SUPPLIED TEXT:
───

The steamboat Defiance operated in the early 1900s as part of the Puget Sound Mosquito Fleet. In later years this vessel was called Kingston.

Career
Defiance was built in 1901 by Matthew McDowell at Tacoma to replace the Dauntless on the Seattle-Tacoma-West Pass run.  (McDowell sold Dauntless to the Moe Brothers to run on their Bainbridge Island route.).  Defiance was 93' long.

Defiance originally ran in the Seattle-Tacoma-West Pass route.  The steamer Glide also served this route as did later the Virginia V. In about 1913, Defiance was sold to the Kingston Transportation Company, which renamed her Kingston and put her on a route between Ballard, Washington and Kingson.

───

SUPPLIED DATA:
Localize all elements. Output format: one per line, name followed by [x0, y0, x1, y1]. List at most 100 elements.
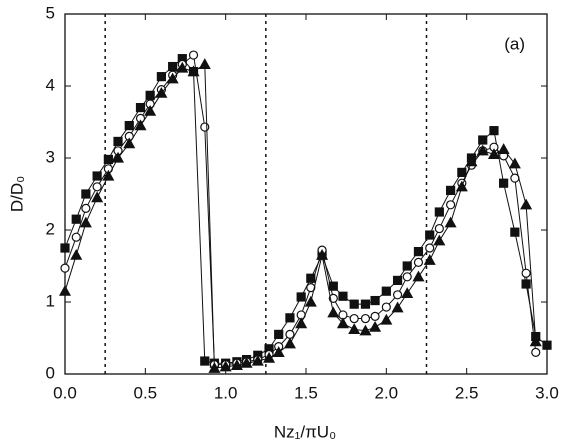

───

Carry on the history of the steamboat Defiance from its last sentence, leaving the listing aside.

RESULT BELOW:
By about 1923, Kingston (ex-Defiance) had come under the ownership of the Whidby Island Transportation Company, run by Captain F.G. Reeve and associates, and doing business as the Washington Route.  The Washington Route operated Kingston and another steamer, F.G. Reeve, from Seattle to Chico, Silverdale and other points on the Kitsap Peninsula and Bainbridge Island.  Captain Reeve also placed Kingston and another steamer, Atalanta, on the Seattle-Coupeville route, this was in the fall of 1923.   In 1932, Kingston was sold by the Washington Route to Captain Charles West and others.

In 1933, Kingston was converted to diesel and outfitted with refrigerated compartments to run in the southeastern Alaska trade.  On May 20, 1933, on her first voyage north, Kingston (ex-Defiance) was wrecked in the Whitestone Narrows near Sitka and became a total loss.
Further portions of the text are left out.